'''

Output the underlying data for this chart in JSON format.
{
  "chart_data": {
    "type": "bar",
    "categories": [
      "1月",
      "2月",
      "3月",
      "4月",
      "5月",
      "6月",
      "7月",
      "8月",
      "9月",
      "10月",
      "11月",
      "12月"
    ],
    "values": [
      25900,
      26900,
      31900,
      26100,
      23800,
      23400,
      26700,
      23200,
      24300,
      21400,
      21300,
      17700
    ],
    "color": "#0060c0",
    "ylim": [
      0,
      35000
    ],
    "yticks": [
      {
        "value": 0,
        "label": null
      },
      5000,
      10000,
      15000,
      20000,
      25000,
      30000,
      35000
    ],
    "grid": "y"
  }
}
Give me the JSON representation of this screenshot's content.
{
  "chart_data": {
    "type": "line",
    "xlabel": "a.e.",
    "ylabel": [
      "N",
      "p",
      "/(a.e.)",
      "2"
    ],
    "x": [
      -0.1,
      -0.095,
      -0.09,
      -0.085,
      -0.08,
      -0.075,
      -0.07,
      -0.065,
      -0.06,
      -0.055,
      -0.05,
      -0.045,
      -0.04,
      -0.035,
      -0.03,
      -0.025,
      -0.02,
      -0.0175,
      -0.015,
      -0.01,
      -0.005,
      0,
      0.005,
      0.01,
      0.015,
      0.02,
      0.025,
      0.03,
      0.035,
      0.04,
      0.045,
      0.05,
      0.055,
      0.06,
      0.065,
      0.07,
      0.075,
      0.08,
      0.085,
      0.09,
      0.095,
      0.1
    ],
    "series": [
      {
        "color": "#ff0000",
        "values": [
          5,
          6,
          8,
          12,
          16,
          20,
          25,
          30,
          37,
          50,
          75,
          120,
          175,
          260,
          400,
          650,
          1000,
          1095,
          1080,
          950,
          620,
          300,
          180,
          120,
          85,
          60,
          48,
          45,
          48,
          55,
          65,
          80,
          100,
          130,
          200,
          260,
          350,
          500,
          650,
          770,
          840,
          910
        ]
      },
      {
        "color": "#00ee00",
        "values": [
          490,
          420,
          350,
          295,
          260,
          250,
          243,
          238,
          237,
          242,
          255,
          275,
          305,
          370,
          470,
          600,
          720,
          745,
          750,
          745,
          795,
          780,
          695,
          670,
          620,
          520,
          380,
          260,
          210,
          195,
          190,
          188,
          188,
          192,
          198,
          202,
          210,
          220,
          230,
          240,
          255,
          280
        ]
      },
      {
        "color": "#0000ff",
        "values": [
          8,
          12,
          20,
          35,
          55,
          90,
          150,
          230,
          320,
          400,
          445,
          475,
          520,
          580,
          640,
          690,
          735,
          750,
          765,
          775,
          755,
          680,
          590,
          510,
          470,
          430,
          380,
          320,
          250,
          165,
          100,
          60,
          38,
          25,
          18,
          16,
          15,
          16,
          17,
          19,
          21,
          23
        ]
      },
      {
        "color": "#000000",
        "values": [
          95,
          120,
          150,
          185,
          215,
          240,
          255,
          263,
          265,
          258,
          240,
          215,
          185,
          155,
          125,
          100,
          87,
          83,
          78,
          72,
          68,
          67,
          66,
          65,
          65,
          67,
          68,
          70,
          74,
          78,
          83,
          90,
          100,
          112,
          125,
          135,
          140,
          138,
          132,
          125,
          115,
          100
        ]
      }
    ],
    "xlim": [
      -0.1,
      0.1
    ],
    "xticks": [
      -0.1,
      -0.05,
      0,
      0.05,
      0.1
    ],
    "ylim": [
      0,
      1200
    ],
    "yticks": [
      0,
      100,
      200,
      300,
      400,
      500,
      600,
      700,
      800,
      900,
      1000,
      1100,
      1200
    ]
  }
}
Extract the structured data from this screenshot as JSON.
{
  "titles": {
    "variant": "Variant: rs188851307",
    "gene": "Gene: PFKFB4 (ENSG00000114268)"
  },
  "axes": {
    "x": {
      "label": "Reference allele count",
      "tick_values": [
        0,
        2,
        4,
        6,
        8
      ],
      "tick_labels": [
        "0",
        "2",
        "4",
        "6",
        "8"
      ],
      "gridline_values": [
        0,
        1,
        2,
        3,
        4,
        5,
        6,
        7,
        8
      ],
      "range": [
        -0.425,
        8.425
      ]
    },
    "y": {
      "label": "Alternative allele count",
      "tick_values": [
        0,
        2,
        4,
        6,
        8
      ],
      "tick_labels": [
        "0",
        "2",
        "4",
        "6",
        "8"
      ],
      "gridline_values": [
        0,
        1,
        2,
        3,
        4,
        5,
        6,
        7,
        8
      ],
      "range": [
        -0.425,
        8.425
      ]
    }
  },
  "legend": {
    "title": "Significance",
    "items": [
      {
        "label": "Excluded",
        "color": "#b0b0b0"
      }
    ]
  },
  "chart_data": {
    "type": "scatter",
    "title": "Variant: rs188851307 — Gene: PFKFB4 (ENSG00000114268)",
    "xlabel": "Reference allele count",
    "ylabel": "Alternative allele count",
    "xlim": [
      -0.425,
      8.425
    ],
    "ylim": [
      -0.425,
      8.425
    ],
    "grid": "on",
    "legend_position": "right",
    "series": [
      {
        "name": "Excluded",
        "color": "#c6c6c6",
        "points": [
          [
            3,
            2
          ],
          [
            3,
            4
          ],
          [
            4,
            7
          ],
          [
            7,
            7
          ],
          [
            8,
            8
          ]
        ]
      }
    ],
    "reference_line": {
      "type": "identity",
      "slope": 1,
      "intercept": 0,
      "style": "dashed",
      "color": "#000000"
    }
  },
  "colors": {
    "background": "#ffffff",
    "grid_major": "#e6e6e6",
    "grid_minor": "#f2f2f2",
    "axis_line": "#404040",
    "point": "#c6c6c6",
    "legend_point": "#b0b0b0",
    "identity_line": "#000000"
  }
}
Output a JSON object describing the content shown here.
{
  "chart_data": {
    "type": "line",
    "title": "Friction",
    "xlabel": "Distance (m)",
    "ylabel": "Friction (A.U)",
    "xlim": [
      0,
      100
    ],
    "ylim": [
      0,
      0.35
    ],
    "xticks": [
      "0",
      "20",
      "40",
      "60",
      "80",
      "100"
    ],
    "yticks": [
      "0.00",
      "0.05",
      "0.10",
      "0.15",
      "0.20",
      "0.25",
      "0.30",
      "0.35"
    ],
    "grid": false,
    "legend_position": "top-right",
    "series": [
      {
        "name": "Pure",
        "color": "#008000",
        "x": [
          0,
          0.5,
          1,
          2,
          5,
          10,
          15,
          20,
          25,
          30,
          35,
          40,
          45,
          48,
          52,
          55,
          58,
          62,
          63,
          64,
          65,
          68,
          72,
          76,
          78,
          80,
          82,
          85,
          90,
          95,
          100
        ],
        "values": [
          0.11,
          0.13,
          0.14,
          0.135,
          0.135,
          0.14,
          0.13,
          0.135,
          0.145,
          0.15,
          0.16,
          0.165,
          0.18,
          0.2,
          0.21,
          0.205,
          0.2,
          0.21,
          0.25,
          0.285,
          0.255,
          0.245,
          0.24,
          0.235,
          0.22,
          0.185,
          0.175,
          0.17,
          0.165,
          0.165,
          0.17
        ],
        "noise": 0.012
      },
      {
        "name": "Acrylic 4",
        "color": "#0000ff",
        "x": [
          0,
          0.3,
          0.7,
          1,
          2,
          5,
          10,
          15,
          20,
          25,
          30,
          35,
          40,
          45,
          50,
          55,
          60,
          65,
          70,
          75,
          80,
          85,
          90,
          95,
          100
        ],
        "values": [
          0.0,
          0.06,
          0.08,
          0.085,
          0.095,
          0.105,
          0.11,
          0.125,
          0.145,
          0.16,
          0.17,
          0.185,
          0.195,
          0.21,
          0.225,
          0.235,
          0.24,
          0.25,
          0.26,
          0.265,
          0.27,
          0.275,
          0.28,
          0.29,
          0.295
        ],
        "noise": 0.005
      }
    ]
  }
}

'''

**Instructions to follow:** Give only the number of lines in the data that hold the string "ylabel".

**Expected answer:** 3